To be done ::
Without changing a character, return the entries, but not the images they hold.

Items ::

::::::

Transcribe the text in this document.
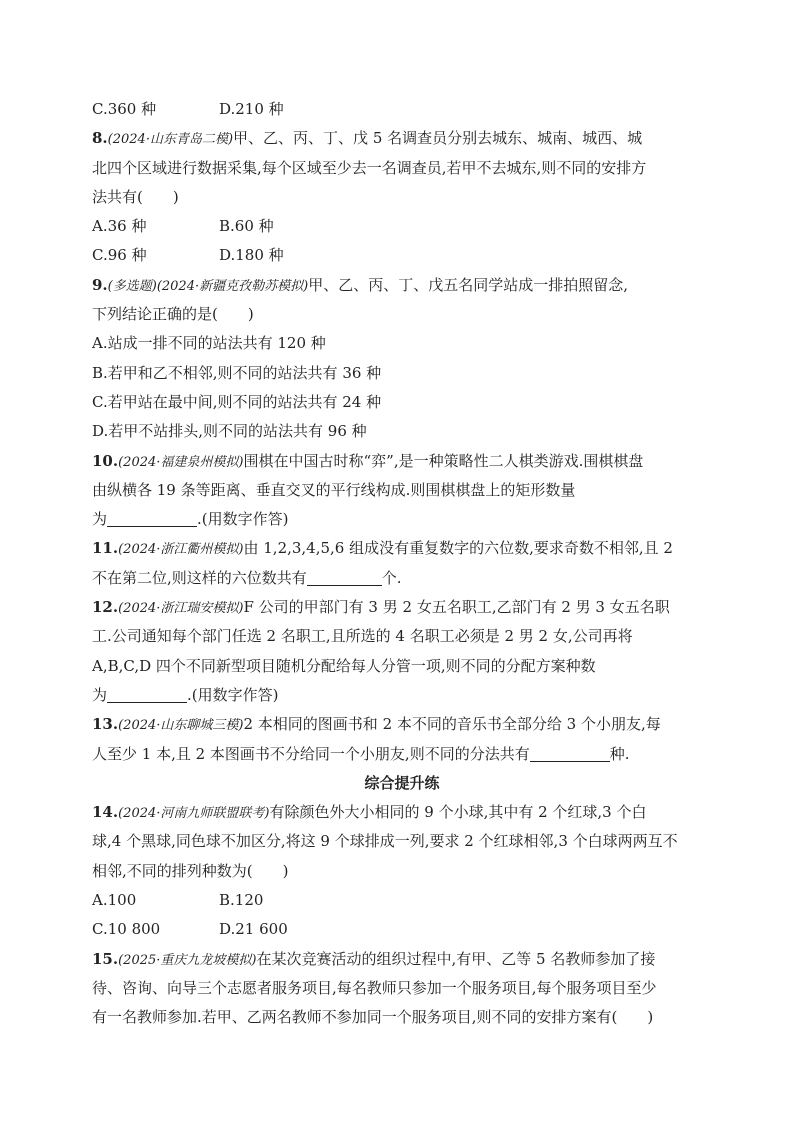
C.360 种	D.210 种
8.(2024·山东青岛二模)甲、乙、丙、丁、戊 5 名调查员分别去城东、城南、城西、城
北四个区域进行数据采集,每个区域至少去一名调查员,若甲不去城东,则不同的安排方
法共有(　　)
A.36 种	B.60 种
C.96 种	D.180 种
9.(多选题)(2024·新疆克孜勒苏模拟)甲、乙、丙、丁、戊五名同学站成一排拍照留念,
下列结论正确的是(　　)
A.站成一排不同的站法共有 120 种
B.若甲和乙不相邻,则不同的站法共有 36 种
C.若甲站在最中间,则不同的站法共有 24 种
D.若甲不站排头,则不同的站法共有 96 种
10.(2024·福建泉州模拟)围棋在中国古时称“弈”,是一种策略性二人棋类游戏.围棋棋盘
由纵横各 19 条等距离、垂直交叉的平行线构成.则围棋棋盘上的矩形数量
为	.(用数字作答)
11.(2024·浙江衢州模拟)由 1,2,3,4,5,6 组成没有重复数字的六位数,要求奇数不相邻,且 2
不在第二位,则这样的六位数共有	个.
12.(2024·浙江瑞安模拟)F 公司的甲部门有 3 男 2 女五名职工,乙部门有 2 男 3 女五名职
工.公司通知每个部门任选 2 名职工,且所选的 4 名职工必须是 2 男 2 女,公司再将
A,B,C,D 四个不同新型项目随机分配给每人分管一项,则不同的分配方案种数
为	.(用数字作答)
13.(2024·山东聊城三模)2 本相同的图画书和 2 本不同的音乐书全部分给 3 个小朋友,每
人至少 1 本,且 2 本图画书不分给同一个小朋友,则不同的分法共有	种.
综合提升练
14.(2024·河南九师联盟联考)有除颜色外大小相同的 9 个小球,其中有 2 个红球,3 个白
球,4 个黑球,同色球不加区分,将这 9 个球排成一列,要求 2 个红球相邻,3 个白球两两互不
相邻,不同的排列种数为(　　)
A.100	B.120
C.10 800	D.21 600
15.(2025·重庆九龙坡模拟)在某次竞赛活动的组织过程中,有甲、乙等 5 名教师参加了接
待、咨询、向导三个志愿者服务项目,每名教师只参加一个服务项目,每个服务项目至少
有一名教师参加.若甲、乙两名教师不参加同一个服务项目,则不同的安排方案有(　　)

::::::

Full response ::
Transcribe the text in this document.
C.360 种	D.210 种
8.(2024·山东青岛二模)甲、乙、丙、丁、戊 5 名调查员分别去城东、城南、城西、城
北四个区域进行数据采集,每个区域至少去一名调查员,若甲不去城东,则不同的安排方
法共有(　　)
A.36 种	B.60 种
C.96 种	D.180 种
9.(多选题)(2024·新疆克孜勒苏模拟)甲、乙、丙、丁、戊五名同学站成一排拍照留念,
下列结论正确的是(　　)
A.站成一排不同的站法共有 120 种
B.若甲和乙不相邻,则不同的站法共有 36 种
C.若甲站在最中间,则不同的站法共有 24 种
D.若甲不站排头,则不同的站法共有 96 种
10.(2024·福建泉州模拟)围棋在中国古时称“弈”,是一种策略性二人棋类游戏.围棋棋盘
由纵横各 19 条等距离、垂直交叉的平行线构成.则围棋棋盘上的矩形数量
为	.(用数字作答)
11.(2024·浙江衢州模拟)由 1,2,3,4,5,6 组成没有重复数字的六位数,要求奇数不相邻,且 2
不在第二位,则这样的六位数共有	个.
12.(2024·浙江瑞安模拟)F 公司的甲部门有 3 男 2 女五名职工,乙部门有 2 男 3 女五名职
工.公司通知每个部门任选 2 名职工,且所选的 4 名职工必须是 2 男 2 女,公司再将
A,B,C,D 四个不同新型项目随机分配给每人分管一项,则不同的分配方案种数
为	.(用数字作答)
13.(2024·山东聊城三模)2 本相同的图画书和 2 本不同的音乐书全部分给 3 个小朋友,每
人至少 1 本,且 2 本图画书不分给同一个小朋友,则不同的分法共有	种.
综合提升练
14.(2024·河南九师联盟联考)有除颜色外大小相同的 9 个小球,其中有 2 个红球,3 个白
球,4 个黑球,同色球不加区分,将这 9 个球排成一列,要求 2 个红球相邻,3 个白球两两互不
相邻,不同的排列种数为(　　)
A.100	B.120
C.10 800	D.21 600
15.(2025·重庆九龙坡模拟)在某次竞赛活动的组织过程中,有甲、乙等 5 名教师参加了接
待、咨询、向导三个志愿者服务项目,每名教师只参加一个服务项目,每个服务项目至少
有一名教师参加.若甲、乙两名教师不参加同一个服务项目,则不同的安排方案有(　　)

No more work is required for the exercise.